• Excerpted passage
'''
Re: [RFC] Defragmentation proposal: preventative maintenance and cleanup [LONG]

From: Daniel Phillips (phillips@bonn-fries.net)
Date: Fri Sep 07 2001 - 01:35:55 EST


On September 6, 2001 11:01 pm, Alex Bligh - linux-kernel wrote:
> I thought I'd try coding this, then I thought better of it and so am asking
> people's opinions first. The following describes a mechanism to change the
> zone/buddy allocation system to minimize fragmentation before it happens,
> and then defragment post-facto.

Nice exposition and analysis, but see my wet-blanket comments below...

> [...]
>
> Causes of fragmentation
> =======================
>
> Linux adopts a largely requestor-anonymous form of page allocation. Memory
> is divided into 3 zones, and page requesters can specify a list of suitable
> zones from which pages may be allocated, but beyond that, pages are
> allocated in a manner which does not distinguish between users of given
> pages.

It's a conscious goal to try to unify all sources of memory. The three
zones that are there now are only there because they absolutely have to be.
'''
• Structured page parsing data
'''
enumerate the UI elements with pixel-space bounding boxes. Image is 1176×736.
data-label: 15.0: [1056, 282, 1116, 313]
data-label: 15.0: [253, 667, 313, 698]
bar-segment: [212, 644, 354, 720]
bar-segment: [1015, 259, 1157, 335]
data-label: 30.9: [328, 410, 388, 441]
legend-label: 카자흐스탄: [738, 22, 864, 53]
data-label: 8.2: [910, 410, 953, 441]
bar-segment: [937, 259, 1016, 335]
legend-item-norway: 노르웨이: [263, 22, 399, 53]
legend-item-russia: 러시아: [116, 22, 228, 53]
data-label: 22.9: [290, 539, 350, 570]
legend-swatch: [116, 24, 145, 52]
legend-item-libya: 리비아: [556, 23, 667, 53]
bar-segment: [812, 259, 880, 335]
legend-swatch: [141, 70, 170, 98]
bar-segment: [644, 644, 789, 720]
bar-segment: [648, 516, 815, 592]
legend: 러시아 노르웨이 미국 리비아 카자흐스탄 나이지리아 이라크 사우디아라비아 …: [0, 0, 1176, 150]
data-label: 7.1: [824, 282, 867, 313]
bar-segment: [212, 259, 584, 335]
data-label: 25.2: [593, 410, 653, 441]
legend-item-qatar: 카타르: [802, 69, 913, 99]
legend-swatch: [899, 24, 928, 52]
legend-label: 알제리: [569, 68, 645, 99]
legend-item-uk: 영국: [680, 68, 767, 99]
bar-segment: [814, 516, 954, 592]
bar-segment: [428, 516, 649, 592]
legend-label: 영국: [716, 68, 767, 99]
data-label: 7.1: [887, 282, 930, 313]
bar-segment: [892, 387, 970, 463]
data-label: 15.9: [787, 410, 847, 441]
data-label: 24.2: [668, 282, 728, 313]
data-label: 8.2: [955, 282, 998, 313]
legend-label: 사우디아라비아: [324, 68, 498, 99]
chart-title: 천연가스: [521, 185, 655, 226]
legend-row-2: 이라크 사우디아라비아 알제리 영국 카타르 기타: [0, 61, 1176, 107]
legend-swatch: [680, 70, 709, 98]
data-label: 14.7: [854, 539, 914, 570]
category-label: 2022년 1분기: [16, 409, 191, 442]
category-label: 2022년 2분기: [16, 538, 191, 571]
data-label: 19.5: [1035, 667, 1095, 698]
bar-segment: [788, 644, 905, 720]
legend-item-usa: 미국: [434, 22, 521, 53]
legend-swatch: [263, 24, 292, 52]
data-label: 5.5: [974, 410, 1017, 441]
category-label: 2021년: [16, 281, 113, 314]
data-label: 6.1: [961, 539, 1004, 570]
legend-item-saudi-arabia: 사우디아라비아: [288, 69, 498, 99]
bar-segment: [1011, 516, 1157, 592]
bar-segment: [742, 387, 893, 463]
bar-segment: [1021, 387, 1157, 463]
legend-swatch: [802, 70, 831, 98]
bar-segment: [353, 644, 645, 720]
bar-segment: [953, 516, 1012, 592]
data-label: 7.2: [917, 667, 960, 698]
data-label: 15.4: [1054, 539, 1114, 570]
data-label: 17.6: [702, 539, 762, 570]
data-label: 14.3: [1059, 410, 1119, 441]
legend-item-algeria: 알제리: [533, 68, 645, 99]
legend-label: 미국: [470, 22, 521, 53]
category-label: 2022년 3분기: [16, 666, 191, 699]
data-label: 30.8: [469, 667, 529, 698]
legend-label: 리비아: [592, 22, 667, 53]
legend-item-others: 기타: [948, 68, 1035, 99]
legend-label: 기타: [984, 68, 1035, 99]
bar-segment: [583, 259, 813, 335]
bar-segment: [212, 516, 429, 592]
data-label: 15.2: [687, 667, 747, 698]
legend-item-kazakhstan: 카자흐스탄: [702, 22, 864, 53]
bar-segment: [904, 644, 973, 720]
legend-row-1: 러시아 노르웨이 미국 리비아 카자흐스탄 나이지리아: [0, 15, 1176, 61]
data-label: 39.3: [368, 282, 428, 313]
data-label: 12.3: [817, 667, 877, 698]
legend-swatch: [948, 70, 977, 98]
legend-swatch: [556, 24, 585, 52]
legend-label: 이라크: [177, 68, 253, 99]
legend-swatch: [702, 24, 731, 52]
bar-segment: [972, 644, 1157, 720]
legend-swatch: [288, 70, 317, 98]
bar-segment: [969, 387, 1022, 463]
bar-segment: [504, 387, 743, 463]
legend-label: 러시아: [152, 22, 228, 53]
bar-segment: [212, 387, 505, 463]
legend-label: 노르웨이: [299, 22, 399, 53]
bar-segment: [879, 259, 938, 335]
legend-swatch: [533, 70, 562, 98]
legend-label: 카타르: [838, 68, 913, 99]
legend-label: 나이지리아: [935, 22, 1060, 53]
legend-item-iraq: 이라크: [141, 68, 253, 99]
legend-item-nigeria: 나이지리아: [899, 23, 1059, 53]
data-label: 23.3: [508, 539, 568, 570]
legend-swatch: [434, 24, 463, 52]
'''
Can you take the mailing-list reply on the defragmentation proposal further, picking up right after its last sentence? The records are a separate body of material and have nothing to do with the text.

• Answer space
> Thus pages allocated for packets in flight are likely to be intermingled
> with buffer pages, cache pages, code pages and data pages. Each of these
> different types of allocation has a different persistence over time. Some
> (for instance pages on the InactiveDirty list in an idle system) will
> persist indefinitely.
>
> The buddy allocator will attempt (by looking at lowest order lists first)
> to allocate pages from fragmented areas first. Assuming pages are freed at
> random, this would act as a defragmentation process. However, if a system
> is taken to high utilization and back again to idle, the dispersion of
> persistent pages (for instance InactiveDirty pages) becomes great, and the
> buddy allocator performs poorly at coalescing blocks.

It becomes effectively useless. The probability of all 8 pages of a given
8 page unit being free when only 1% of memory is free is (1/100)**8 =
1/(10**16).

> The situation is worsened by the understandable desire for simplicity in
> the VM system, which measures solely the number of pages free in different
> zones, as opposed their respective locations. It is possible (and has been
> observed) to have a system in a state with hardly any high order buddies on
> free area lists (thus where it would be impossible to make many atomic high
> order allocations), but copious easilly freeable RAM. This is in essence
> because no attempt is made to balance for different order free-lists, and
> shortage of entries on high-order free lists does not in itself cause
> memory pressure.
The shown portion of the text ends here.